> TEXT:
Yes, there are mysteries involved in these books, but I wouldn’t call them mystery novels. I’d say their fantastic cleverness and hilarity pretty much defies classification. Isabel Spellman is one of my favorite narrators ever–she’s hilarious! All of the characters have their quirks (I couldn’t tell you about each one specifically here, but all of the characters are so great, and so unique, I can’t begin to pick a favorite!), and they’re all delightful to read about. I wouldn’t say that plotting is Lisa Lutz’s strength, but with the overall awesomeness of these books, it doesn’t need to be. Someone described them to me as “choppy,” and I suppose that’s true. The stories are told in an unorthodox way, with transcripts and scenes with lots of dialogue and footnotes. But I didn’t find it to be a flaw–it’s all captivating and hilarious, and the format really just works for the story, though there are plenty of stories where it would be a flaw. It’s witty dialogue, interesting interactions between characters–and if it’s done well, any weird way of writing can turn out wonderfully.

Both Spellman books are smart, funny, and almost completely insane, in a way that is also just plain amazing. I seriously could not put either one down. The personal stories and interactions ring true, and the laughter is almost constant. Luckily, I believe there is a third crazy and chaotic adventure on the way!

North of Beautiful is Justina Chen Headley’s third book, and she just keeps getting more and more awesome. The protagonist of this novel, Terra Rose Cooper, is a girl who works hard to keep her body perfect, but that’s not what makes strangers stop and stare. Terra has a port wine stain covering the left side of her face. This blemish is all that many people notice, and it’s taken a toll on her life.

Another less-than-perfect aspect of Terra’s life is her overly controlling father. Terra can’t wait to escape to college three thousand miles away from him, but this is more complicated than it seems. Everything is always more complicated than it seems. Oh, and there’s also a romance aspect to this book–Terra meets Jacob and is falling for him, even though she’s already got a boyfriend who everyone thinks is perfect.

The backdrop of the book, so to speak, is Terra’s father’s profession. He is a cartographer, and location is a big part of this book. There’s maps (both actual place maps, and maps of a more artistic sort), geocaching (which I’d never heard of, but it sounds pretty awesome), travel, and Terra’s desire to get far away from her father. This is present throughout the book, and I really liked that aspect of it–it’s part of what made North of Beautiful stand out so much. It’s an original way of looking at a story that is really fairly common, in its most basic aspects. Terra’s port wine stain was part of what she had to overcome in this story, and that was also unique to this story.

> PROBLEMS AND TASKS:
**A)** List every person named in the book reviews.
**B)** Transcribe everything in the book reviews from "North of Beautiful is" down to "thinks is perfect.".
**C)** Pick up the book reviews where they stop and continue writing.

> INFORMATION SHOWN:
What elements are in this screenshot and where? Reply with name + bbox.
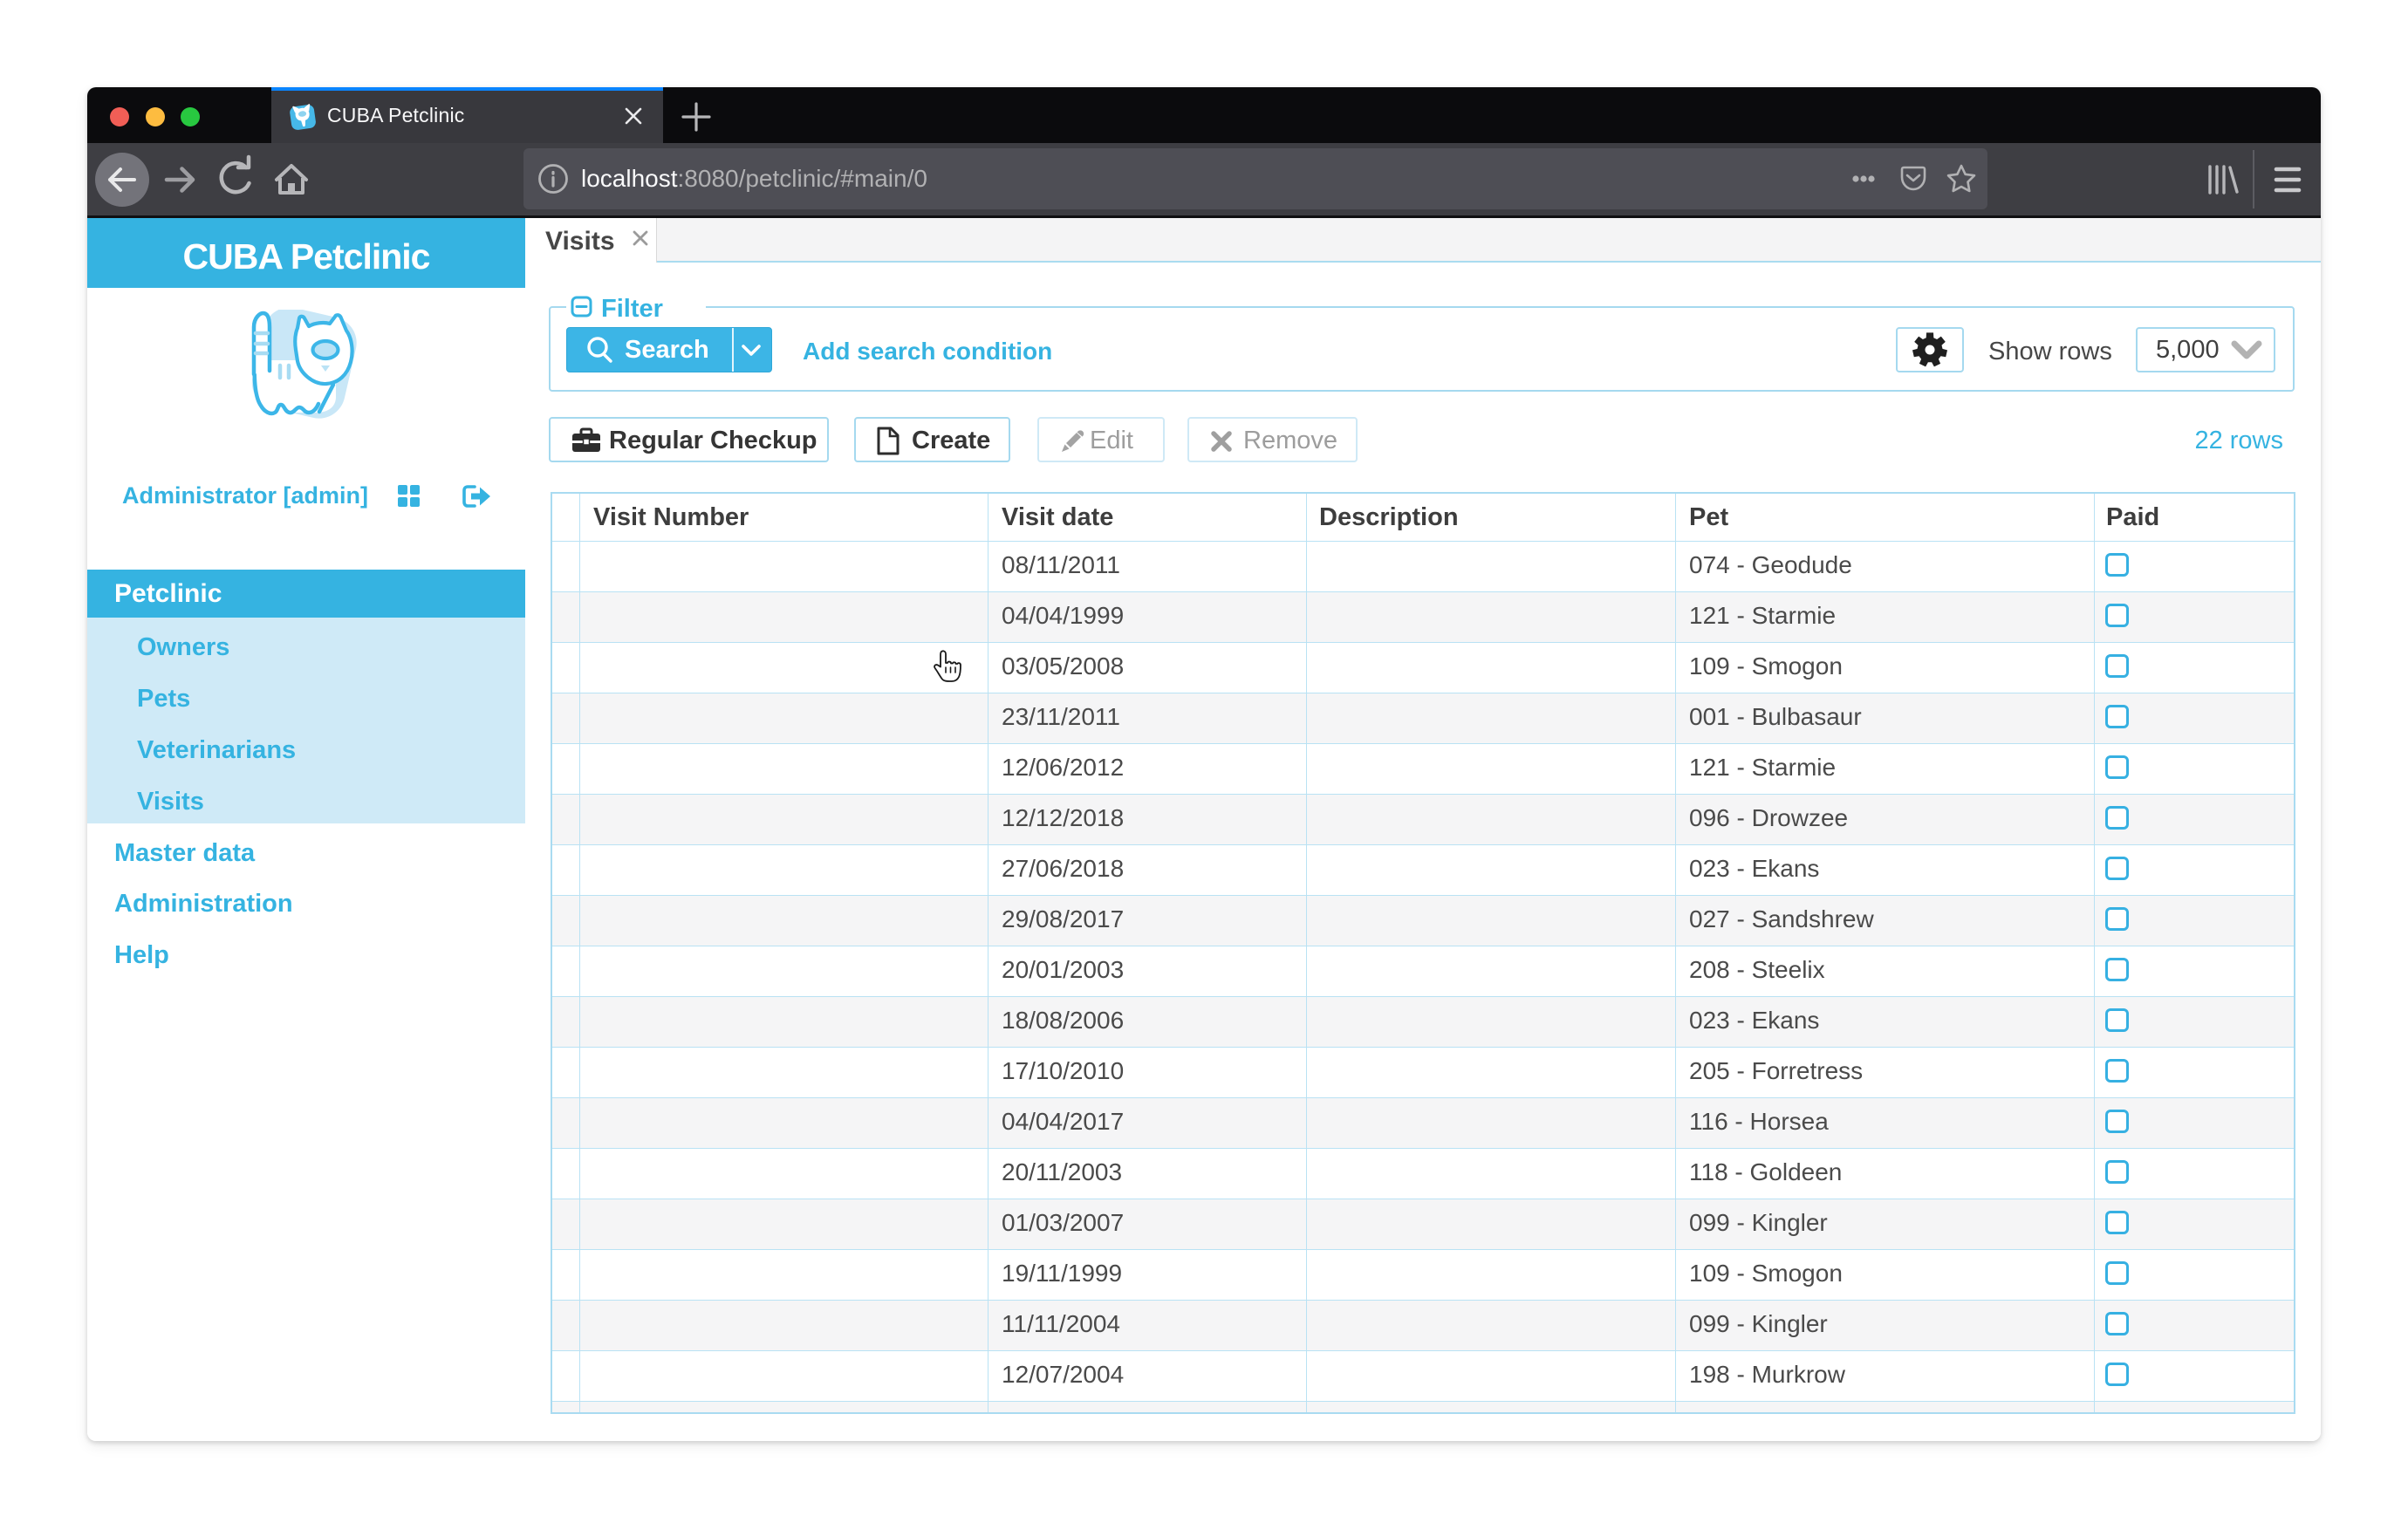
svg-text:Filter: Filter (601, 295, 663, 321)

> ANSWER SET:
**A)**
Isabel Spellman
Lisa Lutz
Justina Chen Headley
Terra Rose Cooper
Jacob

**B)**
North of Beautiful is Justina Chen Headley’s third book, and she just keeps getting more and more awesome. The protagonist of this novel, Terra Rose Cooper, is a girl who works hard to keep her body perfect, but that’s not what makes strangers stop and stare. Terra has a port wine stain covering the left side of her face. This blemish is all that many people notice, and it’s taken a toll on her life.

Another less-than-perfect aspect of Terra’s life is her overly controlling father. Terra can’t wait to escape to college three thousand miles away from him, but this is more complicated than it seems. Everything is always more complicated than it seems. Oh, and there’s also a romance aspect to this book–Terra meets Jacob and is falling for him, even though she’s already got a boyfriend who everyone thinks is perfect.

**C)**
There are many themes to this book. It’s a book about finding yourself, finding your way, finding your voice, finding real beauty, finding love…It’s about searching and finding and journeying, in a figurative and literal sense. And I loved it. I loved the wonderfully human characters. I loved the originality of this story that is, yes, in some ways predictable, but still amazingly unique. I loved Justina Chen Headley’s gorgeous prose, the way she makes Terra’s voice really come alive on the page. In case you couldn’t tell, I found North of Beautiful to be absolutely brilliant. It’ll be out in February 2009.

Yes, I do have a huge stack of books I need to read, and yes, I’m still coveting books. It’s an addiction. But without further ado, books I am currently coveting:

Persistence of Memory by Amelia Atwater-Rhodes: The premise sounds a little strange, but I love Amelia Awater-Rhodes and trust her to write a totally awesome book.

Sovay by Celia Rees: This sounds like a fantastically adventurous piece of historical fiction, and I love Celia Rees. She made me love pirates with her awesome skills.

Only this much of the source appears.